I guess that, like me, you will be using one or more SSL certificates to encrypt client/server communications.

I use self-signed certificates as well as several which I created at http://CAcert.org/ for encrypting traffic between me and my web server, my IMAP server, my SMTP server and more. Invariably these will eventually expire, because that is part of the blanket of security you apply to your services.

An expired server certificate should at least generate warnings when a client connects to it, some clients will even refuse to connect to an encrypted data stream using an expired certificate.

So, you’ll have to watch out for expiration of your certificates, and replace them with new ones before any of the client programs will be affected.

There is a one-liner command to show you when a SSL certificate (let’s call it “somecert.pem”) expires:

?# openssl x509 -noout -in somecert.pem -enddate | cut -d= -f2-
?

> SUPPLIED RECORDS

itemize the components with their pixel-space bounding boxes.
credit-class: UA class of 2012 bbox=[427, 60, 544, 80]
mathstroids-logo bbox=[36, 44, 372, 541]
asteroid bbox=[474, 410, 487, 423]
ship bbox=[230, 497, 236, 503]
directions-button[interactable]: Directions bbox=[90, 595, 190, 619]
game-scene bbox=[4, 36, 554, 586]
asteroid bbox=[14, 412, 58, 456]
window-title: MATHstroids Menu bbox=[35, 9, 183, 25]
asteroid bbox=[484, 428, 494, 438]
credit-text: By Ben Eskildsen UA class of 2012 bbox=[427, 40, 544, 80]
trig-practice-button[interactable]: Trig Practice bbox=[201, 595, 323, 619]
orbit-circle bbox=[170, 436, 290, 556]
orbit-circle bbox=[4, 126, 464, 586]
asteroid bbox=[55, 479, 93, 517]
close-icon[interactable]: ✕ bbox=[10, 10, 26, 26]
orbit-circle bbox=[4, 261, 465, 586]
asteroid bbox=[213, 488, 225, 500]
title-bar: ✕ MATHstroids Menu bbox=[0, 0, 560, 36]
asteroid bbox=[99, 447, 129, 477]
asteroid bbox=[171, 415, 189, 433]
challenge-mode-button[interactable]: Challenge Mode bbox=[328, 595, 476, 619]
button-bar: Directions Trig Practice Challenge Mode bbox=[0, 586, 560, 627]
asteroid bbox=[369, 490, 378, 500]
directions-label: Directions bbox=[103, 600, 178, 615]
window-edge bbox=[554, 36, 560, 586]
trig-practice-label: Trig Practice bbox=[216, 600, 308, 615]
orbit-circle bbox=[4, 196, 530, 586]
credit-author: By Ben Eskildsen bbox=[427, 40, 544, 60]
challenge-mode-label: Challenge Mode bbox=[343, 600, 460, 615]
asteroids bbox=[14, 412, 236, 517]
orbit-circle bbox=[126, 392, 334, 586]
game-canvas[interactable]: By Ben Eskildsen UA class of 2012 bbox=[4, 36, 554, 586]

> EXERCISE OBJECTIVE
Write the next part of the post on SSL certificate expiry, picking up after its final line. The items are separate material with no connection to the post on SSL certificate expiry.

> OUTPUT
The command returns something like:

Nov 29 12:20:12 2010 GMT 

I use this command in a cron job that checks all SSL certificates in the “/etc/ssl/certs/” directory of my Slackware server for imminent expiration and starts sending me daily emails one month in advance. This is the script’s content, I scheduled it to run every day:

#!/bin/bash
#---------------------------------------------------------------------
# Check SSL certificate expiry. Warn root via email.
# Eric Hameleers, 23may2005
#---------------------------------------------------------------------
CERTDIR="/etc/ssl/certs"
THE_DATE=$(date +%Y%m%d_%H%M)
WARNDAYS=31
#---------------------------------------------------------------------
TODAY=$(( $(date +%s)/86400 ))
for i in ${CERTDIR}/*.pem ; do
EXPDATE=$(openssl x509 -noout -in $i -enddate | cut -d= -f2-)
EXPDAY=$(( $(date -d "${EXPDATE}" +%s)/86400 ))
if [ $(($EXPDAY-$TODAY)) -le $WARNDAYS ] ; then
(cat <<EOT
!!! SSL CERTIFICATE EXPIRY !!!
==============================
The SSL Certificate '$i'
which is located in directory '${CERTDIR}'
will expire in less than $(($EXPDAY-$TODAY)) days!
NOTE:
You can check the contents of this certificate by running
'openssl x509 -text -noout -in $i'
==============================
Your Administrator.
EOT
) | mail -s "SSL Cert '$i' pending expiry on $(hostname)" root
fi
done

Hope it can be of use to some of you.